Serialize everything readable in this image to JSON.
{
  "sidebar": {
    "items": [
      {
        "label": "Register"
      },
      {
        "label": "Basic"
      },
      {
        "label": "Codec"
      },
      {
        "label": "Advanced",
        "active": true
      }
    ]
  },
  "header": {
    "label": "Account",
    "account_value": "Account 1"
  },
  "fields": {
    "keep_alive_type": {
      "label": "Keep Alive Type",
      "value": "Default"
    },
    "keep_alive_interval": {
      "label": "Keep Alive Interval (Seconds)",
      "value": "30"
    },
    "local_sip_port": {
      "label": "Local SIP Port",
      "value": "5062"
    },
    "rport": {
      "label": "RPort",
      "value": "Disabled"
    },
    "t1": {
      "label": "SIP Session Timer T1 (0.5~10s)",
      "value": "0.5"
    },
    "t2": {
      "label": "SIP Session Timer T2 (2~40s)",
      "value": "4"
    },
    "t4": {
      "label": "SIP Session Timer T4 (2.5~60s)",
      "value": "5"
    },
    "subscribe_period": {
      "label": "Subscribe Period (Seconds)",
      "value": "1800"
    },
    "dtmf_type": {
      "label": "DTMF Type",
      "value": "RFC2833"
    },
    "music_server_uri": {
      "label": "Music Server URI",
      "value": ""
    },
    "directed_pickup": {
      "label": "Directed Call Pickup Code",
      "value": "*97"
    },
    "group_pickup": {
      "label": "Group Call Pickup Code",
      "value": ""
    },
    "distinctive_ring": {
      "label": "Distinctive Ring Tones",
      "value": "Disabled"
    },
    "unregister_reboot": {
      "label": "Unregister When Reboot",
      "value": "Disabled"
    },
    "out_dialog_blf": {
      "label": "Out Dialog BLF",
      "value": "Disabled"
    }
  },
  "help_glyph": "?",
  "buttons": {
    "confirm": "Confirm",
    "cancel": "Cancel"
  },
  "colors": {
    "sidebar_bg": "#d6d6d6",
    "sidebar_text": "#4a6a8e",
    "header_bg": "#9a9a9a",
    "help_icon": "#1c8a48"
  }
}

--

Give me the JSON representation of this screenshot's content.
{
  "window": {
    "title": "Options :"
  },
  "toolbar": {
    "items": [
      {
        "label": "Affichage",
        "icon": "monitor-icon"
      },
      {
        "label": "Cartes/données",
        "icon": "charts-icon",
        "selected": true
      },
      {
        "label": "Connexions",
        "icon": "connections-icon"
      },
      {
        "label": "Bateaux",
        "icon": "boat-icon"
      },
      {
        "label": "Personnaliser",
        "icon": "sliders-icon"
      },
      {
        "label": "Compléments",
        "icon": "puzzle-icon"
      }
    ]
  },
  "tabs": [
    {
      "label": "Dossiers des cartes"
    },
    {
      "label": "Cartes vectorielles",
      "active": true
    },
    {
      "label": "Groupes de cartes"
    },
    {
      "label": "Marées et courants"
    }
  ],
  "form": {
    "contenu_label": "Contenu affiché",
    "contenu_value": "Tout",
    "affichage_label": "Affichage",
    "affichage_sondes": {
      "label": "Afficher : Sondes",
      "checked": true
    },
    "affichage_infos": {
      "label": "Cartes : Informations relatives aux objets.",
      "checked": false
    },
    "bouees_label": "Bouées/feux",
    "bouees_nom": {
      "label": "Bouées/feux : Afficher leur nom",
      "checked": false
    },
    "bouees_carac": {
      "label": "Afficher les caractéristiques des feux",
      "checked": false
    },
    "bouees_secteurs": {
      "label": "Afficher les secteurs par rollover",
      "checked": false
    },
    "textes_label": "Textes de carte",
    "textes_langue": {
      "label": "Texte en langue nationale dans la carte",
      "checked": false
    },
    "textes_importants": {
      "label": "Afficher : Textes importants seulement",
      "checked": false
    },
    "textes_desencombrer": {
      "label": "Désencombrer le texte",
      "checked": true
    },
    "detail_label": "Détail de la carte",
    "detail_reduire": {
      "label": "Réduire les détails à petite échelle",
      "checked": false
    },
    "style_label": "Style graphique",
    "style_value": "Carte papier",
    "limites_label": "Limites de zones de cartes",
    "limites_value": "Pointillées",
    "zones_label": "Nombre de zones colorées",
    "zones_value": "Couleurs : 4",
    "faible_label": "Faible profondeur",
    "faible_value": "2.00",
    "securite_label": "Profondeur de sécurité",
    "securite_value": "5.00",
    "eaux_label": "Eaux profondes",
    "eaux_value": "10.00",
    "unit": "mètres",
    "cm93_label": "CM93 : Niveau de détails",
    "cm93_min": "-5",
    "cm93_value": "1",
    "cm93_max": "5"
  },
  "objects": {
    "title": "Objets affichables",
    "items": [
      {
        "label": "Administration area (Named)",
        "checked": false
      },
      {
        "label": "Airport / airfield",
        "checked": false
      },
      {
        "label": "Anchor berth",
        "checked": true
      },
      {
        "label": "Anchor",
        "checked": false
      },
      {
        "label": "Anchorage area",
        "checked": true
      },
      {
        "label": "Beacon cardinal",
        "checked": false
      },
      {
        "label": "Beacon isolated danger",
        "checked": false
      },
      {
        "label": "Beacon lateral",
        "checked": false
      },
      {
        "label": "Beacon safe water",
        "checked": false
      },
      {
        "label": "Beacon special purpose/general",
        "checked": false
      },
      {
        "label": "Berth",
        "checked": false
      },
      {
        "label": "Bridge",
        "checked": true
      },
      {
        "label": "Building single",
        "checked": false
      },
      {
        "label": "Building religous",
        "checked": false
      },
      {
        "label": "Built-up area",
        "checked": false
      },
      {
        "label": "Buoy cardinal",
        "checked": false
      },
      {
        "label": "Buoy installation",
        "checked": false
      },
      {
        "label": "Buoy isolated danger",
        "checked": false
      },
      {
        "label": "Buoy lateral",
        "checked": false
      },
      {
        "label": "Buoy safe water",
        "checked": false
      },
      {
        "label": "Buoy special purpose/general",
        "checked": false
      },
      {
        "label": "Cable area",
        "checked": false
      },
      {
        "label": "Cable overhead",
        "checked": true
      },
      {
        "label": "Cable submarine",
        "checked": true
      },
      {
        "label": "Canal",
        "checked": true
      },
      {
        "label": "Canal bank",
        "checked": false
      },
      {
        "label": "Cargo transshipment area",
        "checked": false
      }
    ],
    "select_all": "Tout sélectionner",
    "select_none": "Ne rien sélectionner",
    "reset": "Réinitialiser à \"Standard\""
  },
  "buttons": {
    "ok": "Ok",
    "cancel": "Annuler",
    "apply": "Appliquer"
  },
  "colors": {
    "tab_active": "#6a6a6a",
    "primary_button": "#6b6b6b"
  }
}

What the exercise asks
Isolate the lines that hold the word "détails" and copy all of them.

Solved exercise
      "label": "Réduire les détails à petite échelle",
    "cm93_label": "CM93 : Niveau de détails",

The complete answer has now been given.